**Prompt:** Show all lines holding the string "thee".

━━ Supplied information ━━

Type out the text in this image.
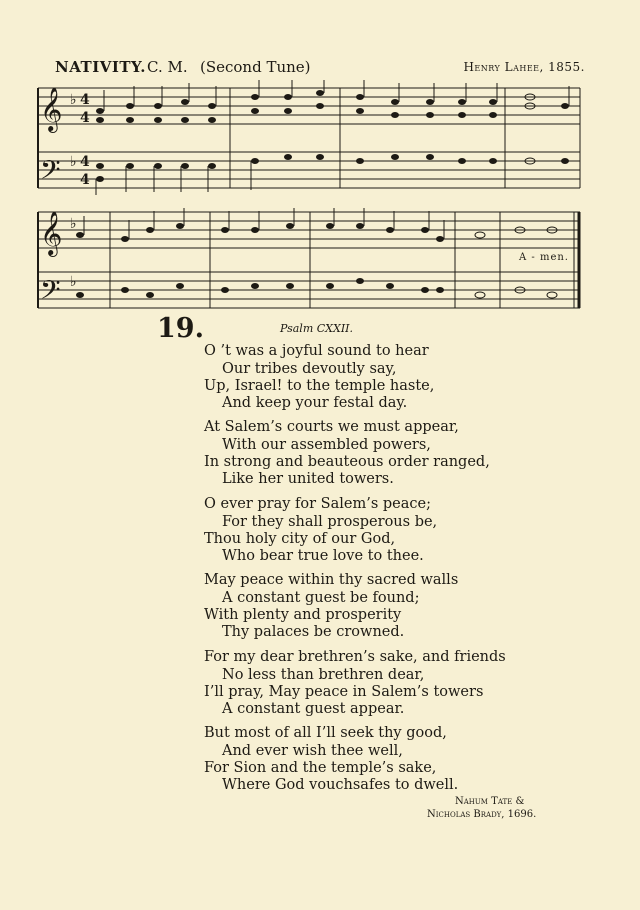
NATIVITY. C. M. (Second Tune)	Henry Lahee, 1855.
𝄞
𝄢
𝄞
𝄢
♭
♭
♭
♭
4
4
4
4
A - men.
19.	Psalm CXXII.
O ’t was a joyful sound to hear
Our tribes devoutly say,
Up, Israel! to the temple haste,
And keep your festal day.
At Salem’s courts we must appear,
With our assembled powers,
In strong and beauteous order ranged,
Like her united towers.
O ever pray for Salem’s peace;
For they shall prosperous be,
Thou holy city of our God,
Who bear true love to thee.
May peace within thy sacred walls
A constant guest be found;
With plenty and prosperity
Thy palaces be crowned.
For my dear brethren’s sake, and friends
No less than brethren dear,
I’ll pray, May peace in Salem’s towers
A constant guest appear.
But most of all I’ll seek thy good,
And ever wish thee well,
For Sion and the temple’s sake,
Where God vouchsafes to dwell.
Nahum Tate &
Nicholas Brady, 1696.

━━━
━━ Supplied information ━━

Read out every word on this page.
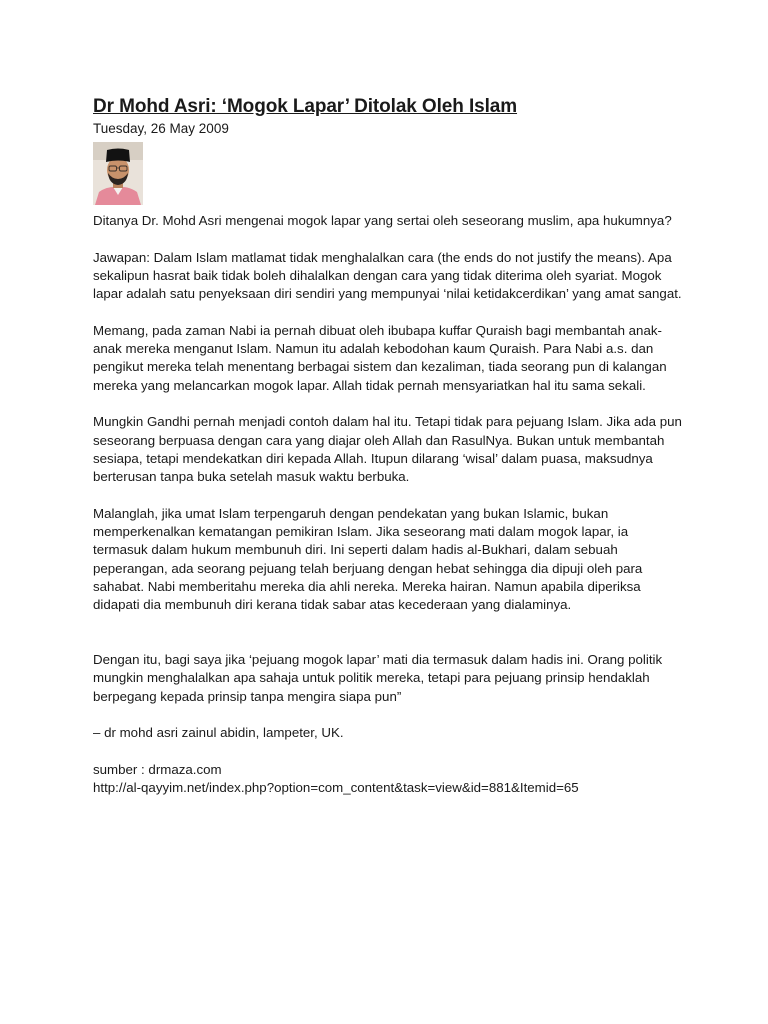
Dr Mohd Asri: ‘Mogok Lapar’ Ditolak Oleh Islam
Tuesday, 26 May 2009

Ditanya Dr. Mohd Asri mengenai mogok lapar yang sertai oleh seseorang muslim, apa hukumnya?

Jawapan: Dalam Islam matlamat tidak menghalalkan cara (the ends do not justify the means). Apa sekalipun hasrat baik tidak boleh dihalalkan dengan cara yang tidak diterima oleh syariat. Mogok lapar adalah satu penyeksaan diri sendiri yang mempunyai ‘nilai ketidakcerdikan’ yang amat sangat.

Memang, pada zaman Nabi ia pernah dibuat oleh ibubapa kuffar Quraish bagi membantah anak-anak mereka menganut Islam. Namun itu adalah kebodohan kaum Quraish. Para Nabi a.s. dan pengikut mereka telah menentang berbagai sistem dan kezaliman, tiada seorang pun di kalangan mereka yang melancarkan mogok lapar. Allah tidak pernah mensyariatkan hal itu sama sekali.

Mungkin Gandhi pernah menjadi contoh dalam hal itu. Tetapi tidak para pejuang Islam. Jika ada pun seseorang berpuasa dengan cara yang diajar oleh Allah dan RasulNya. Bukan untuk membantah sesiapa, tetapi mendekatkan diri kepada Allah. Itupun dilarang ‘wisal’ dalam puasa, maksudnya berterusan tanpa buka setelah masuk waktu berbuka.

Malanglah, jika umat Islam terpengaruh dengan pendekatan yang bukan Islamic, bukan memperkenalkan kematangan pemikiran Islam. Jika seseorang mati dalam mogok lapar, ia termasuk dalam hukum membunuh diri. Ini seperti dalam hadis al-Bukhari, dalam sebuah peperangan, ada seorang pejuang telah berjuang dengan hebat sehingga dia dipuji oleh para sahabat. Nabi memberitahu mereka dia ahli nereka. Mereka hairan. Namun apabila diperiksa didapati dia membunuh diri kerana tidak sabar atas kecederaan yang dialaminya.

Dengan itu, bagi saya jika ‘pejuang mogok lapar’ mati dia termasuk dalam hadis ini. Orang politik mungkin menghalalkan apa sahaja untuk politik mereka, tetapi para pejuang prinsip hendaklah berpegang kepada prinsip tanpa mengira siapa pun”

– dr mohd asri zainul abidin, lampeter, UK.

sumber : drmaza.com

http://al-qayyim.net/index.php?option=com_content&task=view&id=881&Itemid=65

━━━

**Final answer:**
Who bear true love to thee.
And ever wish thee well,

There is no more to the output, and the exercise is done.